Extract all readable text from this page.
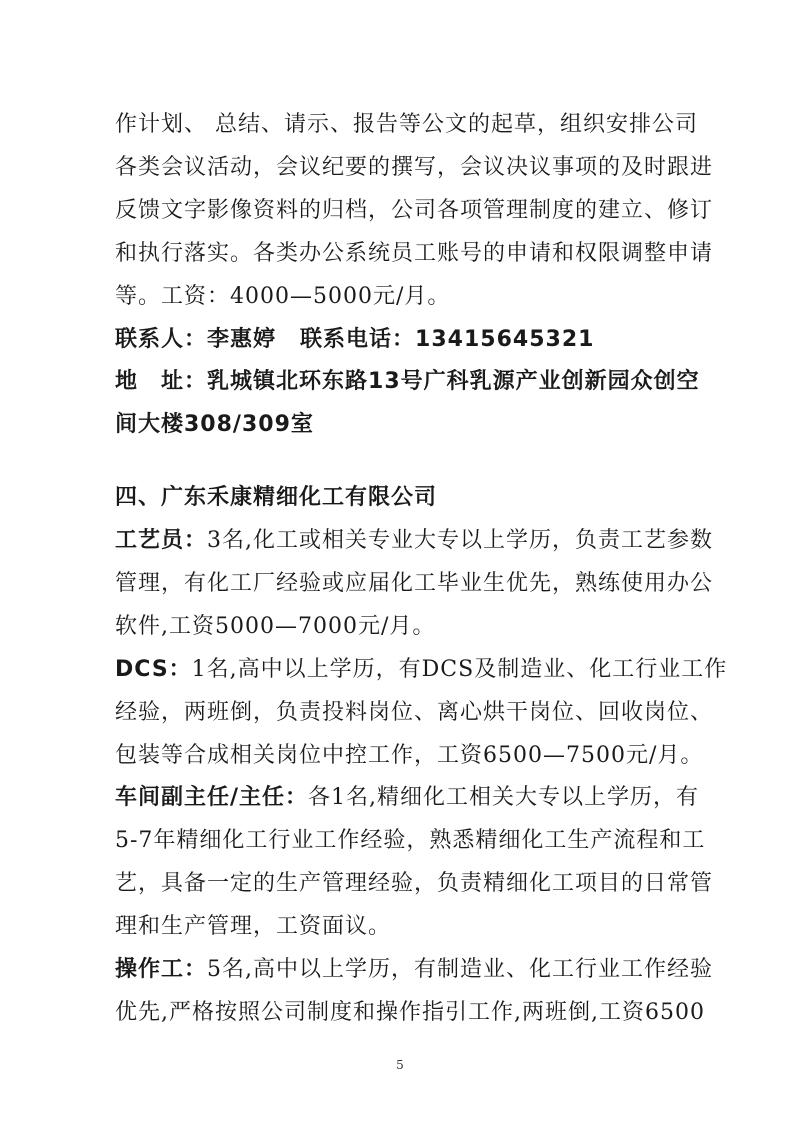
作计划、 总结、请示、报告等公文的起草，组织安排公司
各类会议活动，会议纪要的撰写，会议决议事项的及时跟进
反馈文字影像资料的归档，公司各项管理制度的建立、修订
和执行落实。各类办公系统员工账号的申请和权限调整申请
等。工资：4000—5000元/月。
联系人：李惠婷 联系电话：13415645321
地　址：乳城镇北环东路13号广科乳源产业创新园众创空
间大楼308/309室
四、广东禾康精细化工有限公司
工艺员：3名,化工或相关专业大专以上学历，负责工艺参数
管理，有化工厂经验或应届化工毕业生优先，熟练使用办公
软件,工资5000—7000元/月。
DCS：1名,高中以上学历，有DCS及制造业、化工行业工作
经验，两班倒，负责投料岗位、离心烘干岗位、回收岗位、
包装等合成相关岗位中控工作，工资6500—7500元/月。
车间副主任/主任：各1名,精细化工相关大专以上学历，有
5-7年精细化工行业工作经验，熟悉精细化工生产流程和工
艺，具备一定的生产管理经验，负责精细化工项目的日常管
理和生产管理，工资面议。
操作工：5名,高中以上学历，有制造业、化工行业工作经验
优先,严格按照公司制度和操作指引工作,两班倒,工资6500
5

- - -

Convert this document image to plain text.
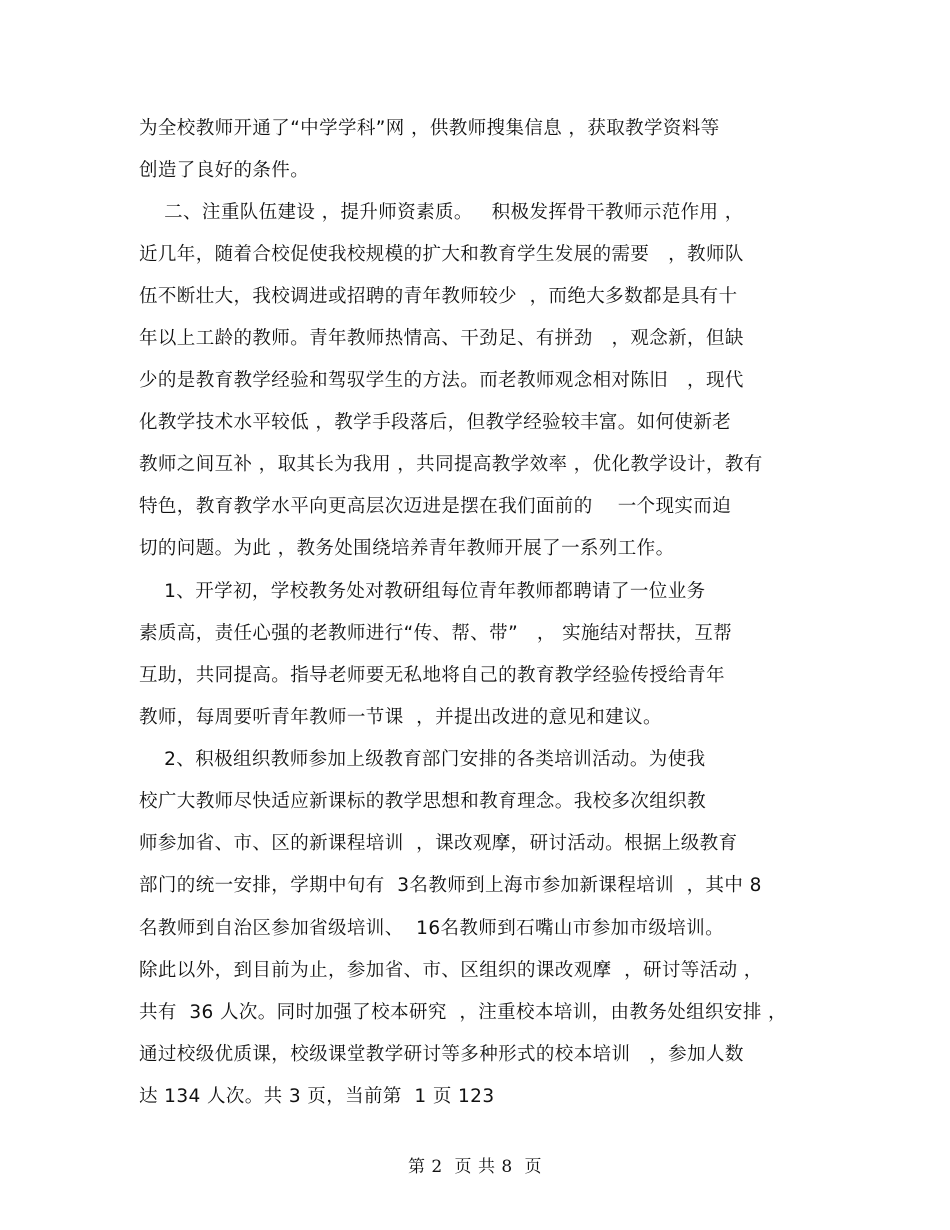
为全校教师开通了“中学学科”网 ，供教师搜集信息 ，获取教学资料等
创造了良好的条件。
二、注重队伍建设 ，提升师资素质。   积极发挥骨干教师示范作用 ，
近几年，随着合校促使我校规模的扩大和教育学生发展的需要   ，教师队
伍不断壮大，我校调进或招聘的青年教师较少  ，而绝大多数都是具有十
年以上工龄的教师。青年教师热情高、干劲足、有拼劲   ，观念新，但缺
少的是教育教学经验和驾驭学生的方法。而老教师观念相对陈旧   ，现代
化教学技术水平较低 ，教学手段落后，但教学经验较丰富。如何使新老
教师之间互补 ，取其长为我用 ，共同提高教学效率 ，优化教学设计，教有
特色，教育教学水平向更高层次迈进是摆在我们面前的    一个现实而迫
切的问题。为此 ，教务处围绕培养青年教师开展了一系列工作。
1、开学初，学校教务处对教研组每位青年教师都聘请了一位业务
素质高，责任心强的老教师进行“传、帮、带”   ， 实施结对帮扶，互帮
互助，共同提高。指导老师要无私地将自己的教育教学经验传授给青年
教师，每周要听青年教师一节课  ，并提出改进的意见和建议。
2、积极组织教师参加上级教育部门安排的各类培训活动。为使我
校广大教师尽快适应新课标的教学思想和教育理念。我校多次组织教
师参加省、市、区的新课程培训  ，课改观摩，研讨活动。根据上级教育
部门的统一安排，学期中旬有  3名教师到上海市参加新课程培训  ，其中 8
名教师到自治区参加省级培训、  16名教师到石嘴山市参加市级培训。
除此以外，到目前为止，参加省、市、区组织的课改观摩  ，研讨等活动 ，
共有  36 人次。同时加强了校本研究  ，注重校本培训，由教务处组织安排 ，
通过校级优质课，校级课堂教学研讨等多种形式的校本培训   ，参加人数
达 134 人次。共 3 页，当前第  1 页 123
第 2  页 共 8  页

- - -

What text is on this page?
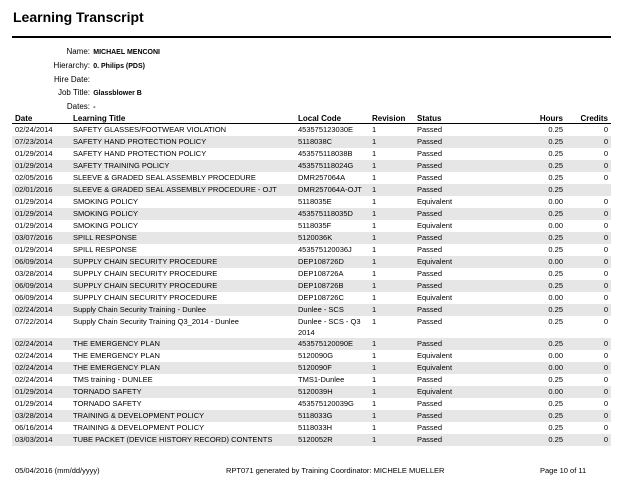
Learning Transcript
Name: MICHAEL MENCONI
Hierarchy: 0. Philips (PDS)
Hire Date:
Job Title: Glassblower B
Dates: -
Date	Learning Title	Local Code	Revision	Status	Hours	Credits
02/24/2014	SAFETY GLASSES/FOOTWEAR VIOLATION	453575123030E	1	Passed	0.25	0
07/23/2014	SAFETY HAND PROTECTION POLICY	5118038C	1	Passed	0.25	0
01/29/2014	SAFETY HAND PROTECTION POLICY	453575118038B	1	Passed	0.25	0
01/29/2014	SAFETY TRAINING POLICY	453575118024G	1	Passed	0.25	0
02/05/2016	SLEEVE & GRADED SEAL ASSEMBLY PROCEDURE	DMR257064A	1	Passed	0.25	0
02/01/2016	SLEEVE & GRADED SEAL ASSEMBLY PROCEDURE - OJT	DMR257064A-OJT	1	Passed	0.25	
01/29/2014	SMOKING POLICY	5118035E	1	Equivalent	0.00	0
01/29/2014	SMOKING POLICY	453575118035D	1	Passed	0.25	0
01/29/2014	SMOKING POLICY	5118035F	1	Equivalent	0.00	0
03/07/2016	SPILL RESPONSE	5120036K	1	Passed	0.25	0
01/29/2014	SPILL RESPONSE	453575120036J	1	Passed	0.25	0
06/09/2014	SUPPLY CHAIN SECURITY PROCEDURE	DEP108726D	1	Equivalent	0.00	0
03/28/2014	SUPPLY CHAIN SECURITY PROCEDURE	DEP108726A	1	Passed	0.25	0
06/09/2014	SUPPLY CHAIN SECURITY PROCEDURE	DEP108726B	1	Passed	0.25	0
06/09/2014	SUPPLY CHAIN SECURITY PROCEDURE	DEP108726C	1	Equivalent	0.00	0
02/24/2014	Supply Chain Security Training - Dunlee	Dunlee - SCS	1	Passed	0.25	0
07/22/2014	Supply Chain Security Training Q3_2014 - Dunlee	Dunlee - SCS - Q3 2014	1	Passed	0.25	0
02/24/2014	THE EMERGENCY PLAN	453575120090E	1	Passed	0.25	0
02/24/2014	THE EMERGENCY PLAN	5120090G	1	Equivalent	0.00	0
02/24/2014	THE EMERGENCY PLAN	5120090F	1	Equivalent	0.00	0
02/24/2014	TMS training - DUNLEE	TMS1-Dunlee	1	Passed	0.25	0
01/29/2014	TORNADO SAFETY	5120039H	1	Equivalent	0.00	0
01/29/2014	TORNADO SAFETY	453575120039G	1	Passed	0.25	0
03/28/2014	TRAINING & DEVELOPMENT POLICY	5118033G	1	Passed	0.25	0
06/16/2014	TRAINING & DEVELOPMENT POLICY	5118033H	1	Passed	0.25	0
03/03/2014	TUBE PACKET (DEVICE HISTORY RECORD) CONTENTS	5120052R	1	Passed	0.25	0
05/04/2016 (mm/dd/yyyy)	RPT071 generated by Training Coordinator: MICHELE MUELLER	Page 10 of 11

- - -

**Exercise requirements**
Show every line that contains the word "SMOKING".

**Completed exercise**
01/29/2014	SMOKING POLICY	5118035E	1	Equivalent	0.00	0
01/29/2014	SMOKING POLICY	453575118035D	1	Passed	0.25	0
01/29/2014	SMOKING POLICY	5118035F	1	Equivalent	0.00	0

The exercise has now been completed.